* Task directions
Write the records below out again exactly as given, with no images.

* Entries shown
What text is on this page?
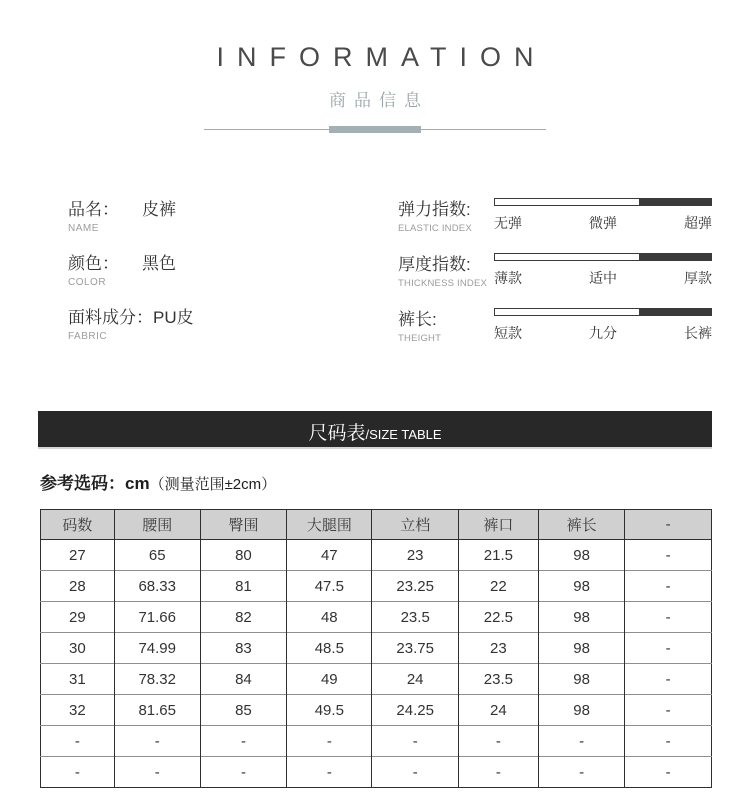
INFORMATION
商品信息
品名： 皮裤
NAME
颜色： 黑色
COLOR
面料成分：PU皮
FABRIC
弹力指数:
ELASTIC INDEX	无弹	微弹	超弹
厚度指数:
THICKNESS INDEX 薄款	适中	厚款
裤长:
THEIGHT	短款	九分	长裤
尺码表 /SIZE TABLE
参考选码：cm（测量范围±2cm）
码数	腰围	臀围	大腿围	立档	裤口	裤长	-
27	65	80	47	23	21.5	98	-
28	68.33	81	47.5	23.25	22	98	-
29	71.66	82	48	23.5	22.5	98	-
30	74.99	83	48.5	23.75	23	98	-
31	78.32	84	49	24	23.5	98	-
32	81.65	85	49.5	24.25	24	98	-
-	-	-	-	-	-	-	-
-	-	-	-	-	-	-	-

* Task solution
What text is on this page?
INFORMATION
商品信息
品名： 皮裤
NAME
颜色： 黑色
COLOR
面料成分：PU皮
FABRIC
弹力指数:
ELASTIC INDEX	无弹	微弹	超弹
厚度指数:
THICKNESS INDEX 薄款	适中	厚款
裤长:
THEIGHT	短款	九分	长裤
尺码表 /SIZE TABLE
参考选码：cm（测量范围±2cm）
码数	腰围	臀围	大腿围	立档	裤口	裤长	-
27	65	80	47	23	21.5	98	-
28	68.33	81	47.5	23.25	22	98	-
29	71.66	82	48	23.5	22.5	98	-
30	74.99	83	48.5	23.75	23	98	-
31	78.32	84	49	24	23.5	98	-
32	81.65	85	49.5	24.25	24	98	-
-	-	-	-	-	-	-	-
-	-	-	-	-	-	-	-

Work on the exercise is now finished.